DATASET RECORDS |
____________________

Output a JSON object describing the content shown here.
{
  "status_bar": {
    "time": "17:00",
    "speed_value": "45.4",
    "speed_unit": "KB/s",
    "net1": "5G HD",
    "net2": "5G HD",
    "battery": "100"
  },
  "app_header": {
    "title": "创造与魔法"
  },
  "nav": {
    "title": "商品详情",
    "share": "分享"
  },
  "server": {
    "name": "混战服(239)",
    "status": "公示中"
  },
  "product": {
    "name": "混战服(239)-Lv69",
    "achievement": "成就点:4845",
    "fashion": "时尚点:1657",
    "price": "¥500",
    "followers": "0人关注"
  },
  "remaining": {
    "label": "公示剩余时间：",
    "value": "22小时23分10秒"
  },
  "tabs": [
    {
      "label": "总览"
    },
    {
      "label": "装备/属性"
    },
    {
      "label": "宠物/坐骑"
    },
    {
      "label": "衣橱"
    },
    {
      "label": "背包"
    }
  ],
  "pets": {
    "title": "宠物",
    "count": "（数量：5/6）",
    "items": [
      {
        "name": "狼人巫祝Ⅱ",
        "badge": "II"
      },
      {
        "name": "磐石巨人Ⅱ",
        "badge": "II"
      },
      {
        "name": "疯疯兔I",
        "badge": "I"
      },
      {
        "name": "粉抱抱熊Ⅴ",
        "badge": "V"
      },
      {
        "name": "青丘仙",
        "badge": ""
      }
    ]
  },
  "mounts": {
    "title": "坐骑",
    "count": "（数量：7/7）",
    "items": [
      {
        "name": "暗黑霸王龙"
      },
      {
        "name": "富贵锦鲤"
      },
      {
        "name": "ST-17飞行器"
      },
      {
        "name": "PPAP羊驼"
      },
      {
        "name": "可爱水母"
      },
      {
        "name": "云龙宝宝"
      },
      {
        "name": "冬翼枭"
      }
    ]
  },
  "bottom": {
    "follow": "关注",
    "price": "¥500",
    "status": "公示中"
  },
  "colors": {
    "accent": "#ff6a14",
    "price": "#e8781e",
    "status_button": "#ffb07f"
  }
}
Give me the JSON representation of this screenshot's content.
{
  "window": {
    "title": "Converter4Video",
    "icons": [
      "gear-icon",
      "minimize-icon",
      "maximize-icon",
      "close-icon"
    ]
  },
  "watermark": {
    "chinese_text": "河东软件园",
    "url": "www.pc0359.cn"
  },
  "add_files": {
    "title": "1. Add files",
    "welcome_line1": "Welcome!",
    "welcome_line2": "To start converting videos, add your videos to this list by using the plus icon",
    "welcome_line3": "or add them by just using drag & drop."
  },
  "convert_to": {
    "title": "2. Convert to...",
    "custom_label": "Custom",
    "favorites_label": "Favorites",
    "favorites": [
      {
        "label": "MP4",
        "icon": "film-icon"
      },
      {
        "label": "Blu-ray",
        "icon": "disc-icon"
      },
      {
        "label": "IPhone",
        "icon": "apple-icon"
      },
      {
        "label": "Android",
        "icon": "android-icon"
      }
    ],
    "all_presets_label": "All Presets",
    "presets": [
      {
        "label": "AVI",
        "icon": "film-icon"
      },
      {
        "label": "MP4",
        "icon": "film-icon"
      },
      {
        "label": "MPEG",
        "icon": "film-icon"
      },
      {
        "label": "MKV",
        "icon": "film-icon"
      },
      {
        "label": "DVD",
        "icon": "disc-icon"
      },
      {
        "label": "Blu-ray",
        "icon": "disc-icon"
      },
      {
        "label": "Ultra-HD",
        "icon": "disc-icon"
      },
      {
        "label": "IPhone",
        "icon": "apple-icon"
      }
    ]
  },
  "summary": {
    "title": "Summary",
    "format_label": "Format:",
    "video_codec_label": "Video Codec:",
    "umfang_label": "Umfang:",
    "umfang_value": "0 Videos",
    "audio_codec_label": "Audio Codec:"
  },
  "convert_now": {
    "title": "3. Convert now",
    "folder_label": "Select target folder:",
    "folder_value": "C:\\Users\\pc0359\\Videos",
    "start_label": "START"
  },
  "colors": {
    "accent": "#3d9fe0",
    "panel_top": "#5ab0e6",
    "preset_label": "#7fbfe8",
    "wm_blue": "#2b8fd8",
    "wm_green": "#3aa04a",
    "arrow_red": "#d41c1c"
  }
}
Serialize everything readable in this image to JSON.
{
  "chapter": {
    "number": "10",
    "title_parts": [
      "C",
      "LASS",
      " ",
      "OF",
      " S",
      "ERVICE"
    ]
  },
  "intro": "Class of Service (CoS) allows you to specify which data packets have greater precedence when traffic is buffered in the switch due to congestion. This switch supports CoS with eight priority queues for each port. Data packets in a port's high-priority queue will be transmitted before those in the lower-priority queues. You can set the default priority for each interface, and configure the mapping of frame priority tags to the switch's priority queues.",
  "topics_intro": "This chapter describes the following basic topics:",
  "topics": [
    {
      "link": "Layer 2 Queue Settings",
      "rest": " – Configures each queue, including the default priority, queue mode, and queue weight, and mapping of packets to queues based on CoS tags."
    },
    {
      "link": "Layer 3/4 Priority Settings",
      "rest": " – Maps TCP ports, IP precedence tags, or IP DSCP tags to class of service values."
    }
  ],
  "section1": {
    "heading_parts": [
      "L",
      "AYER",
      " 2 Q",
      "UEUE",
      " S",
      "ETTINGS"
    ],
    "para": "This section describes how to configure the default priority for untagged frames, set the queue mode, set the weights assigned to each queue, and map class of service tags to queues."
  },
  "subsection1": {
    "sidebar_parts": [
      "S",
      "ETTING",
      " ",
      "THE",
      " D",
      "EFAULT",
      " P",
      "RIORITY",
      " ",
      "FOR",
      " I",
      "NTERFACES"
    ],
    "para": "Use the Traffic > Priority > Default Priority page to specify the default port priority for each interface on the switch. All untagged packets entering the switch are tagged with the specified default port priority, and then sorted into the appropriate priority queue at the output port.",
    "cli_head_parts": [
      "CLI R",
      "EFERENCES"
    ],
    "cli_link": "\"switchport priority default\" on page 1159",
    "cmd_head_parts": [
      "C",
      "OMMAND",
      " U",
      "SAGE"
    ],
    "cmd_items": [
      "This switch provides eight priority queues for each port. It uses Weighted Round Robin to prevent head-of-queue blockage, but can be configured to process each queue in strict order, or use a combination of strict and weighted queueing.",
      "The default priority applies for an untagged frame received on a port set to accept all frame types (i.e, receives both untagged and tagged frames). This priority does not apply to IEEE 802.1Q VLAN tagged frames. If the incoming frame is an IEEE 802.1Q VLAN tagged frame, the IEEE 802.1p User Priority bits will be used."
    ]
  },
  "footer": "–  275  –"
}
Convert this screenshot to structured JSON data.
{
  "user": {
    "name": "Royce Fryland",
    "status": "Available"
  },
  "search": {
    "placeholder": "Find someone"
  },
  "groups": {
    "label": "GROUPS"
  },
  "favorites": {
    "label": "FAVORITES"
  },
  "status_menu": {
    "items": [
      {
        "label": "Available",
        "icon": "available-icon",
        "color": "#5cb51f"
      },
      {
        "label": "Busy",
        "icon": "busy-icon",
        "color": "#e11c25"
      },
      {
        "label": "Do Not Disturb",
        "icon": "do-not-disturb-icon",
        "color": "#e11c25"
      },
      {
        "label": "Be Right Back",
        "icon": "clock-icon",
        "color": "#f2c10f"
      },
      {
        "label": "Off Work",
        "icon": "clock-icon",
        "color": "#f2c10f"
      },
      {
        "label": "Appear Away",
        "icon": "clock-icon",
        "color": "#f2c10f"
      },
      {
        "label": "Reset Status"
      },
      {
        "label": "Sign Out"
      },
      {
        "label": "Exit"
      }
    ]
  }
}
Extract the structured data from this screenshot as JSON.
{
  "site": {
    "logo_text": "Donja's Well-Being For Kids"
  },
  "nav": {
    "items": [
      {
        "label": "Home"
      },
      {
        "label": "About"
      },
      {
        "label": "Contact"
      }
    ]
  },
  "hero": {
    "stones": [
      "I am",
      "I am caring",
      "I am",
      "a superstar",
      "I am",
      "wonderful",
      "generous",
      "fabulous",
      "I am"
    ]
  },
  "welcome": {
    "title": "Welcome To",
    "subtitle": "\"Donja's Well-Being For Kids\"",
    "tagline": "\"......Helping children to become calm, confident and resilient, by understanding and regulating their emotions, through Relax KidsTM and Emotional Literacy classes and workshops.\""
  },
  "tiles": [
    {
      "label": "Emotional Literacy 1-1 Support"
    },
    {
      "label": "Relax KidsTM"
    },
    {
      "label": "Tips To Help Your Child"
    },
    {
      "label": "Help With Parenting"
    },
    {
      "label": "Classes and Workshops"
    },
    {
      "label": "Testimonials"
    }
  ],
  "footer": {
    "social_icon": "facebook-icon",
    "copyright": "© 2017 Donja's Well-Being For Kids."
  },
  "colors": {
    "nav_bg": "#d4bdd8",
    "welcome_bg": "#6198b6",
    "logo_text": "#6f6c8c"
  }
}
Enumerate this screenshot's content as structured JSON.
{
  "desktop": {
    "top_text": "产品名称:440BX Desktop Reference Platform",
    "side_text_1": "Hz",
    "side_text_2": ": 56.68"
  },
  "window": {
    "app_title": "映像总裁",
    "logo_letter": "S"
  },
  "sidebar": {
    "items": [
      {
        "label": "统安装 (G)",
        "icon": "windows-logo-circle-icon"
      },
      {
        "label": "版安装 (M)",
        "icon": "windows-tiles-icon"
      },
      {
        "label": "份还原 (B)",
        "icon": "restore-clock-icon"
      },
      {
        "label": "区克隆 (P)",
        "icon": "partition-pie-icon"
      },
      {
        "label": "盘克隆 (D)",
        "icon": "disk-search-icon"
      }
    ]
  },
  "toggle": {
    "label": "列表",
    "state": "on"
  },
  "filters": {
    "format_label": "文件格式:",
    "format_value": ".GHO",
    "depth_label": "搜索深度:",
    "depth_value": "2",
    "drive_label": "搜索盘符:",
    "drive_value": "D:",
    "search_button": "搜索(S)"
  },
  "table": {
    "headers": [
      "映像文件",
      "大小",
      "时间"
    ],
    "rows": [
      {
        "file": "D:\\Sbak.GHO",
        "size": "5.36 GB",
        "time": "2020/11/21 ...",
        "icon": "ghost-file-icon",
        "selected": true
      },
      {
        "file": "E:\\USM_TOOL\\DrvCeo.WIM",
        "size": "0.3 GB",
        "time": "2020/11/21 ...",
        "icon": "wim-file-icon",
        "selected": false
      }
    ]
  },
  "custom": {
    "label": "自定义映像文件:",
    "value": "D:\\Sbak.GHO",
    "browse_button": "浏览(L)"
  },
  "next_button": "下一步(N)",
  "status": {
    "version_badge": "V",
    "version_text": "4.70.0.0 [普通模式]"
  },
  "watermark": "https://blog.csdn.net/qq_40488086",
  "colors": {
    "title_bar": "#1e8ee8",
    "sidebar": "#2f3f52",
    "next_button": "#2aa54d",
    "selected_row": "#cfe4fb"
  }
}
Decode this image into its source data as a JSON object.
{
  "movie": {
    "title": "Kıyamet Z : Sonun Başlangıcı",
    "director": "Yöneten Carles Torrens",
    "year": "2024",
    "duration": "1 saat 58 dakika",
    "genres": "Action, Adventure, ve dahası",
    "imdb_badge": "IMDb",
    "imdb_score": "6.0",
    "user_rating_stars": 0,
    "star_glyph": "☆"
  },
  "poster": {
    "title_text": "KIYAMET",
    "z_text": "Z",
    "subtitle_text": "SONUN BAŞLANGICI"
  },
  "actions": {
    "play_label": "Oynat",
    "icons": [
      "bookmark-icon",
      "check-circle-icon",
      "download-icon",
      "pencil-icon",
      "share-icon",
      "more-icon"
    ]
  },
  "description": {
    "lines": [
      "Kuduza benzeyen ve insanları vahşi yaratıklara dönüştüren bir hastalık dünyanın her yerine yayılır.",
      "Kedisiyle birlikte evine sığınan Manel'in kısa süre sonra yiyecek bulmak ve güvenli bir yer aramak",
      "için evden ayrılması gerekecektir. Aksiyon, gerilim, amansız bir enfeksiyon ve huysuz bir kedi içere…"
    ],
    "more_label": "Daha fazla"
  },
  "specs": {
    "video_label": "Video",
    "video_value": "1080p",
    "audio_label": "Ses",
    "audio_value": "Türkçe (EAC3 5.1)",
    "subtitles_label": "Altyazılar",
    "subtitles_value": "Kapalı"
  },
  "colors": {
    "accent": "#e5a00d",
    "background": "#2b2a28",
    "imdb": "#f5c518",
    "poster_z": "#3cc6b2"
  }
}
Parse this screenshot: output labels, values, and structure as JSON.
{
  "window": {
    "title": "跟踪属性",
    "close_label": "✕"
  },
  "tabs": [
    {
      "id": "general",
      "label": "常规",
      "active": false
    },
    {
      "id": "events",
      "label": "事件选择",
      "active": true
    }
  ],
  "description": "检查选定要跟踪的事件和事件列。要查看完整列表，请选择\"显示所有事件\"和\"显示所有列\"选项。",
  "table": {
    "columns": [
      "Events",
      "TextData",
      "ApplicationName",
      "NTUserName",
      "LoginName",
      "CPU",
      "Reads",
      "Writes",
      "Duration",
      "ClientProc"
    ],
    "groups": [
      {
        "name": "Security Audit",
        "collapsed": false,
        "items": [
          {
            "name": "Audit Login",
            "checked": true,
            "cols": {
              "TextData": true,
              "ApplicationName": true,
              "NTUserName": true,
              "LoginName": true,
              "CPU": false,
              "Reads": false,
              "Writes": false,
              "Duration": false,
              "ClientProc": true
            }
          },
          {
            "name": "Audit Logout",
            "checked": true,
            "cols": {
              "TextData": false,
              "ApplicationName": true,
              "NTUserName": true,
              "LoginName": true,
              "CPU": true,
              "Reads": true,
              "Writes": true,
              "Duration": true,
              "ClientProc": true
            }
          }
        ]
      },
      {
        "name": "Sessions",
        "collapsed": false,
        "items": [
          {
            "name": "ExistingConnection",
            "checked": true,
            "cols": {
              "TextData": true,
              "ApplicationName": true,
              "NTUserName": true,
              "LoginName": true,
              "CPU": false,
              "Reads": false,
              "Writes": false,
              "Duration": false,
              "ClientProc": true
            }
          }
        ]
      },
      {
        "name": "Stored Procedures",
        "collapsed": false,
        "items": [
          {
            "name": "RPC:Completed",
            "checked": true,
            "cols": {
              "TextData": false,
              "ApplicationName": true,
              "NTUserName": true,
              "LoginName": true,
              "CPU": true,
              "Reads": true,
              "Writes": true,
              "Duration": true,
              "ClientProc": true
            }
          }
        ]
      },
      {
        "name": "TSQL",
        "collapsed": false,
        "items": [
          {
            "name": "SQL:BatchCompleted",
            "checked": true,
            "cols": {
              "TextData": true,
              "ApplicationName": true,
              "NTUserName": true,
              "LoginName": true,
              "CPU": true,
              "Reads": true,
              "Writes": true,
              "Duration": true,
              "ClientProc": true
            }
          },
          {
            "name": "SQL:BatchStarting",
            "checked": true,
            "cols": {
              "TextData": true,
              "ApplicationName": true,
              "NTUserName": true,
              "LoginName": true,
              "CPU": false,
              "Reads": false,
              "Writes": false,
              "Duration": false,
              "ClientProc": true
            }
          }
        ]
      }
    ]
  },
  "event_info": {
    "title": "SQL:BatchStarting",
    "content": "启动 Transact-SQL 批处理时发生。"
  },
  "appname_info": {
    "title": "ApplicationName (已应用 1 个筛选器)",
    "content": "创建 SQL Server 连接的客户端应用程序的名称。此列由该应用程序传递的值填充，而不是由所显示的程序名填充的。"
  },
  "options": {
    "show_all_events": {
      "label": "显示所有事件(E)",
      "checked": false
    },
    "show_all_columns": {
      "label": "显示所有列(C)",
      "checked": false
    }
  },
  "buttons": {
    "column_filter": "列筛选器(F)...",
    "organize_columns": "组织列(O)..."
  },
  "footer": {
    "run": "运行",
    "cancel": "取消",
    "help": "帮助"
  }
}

____________________

TO DO | Copy out every line where the word "screenshot" occurs.

ANSWER TO THE PROBLEM |
Give me the JSON representation of this screenshot's content.
Convert this screenshot to structured JSON data.
Extract the structured data from this screenshot as JSON.
Enumerate this screenshot's content as structured JSON.
Parse this screenshot: output labels, values, and structure as JSON.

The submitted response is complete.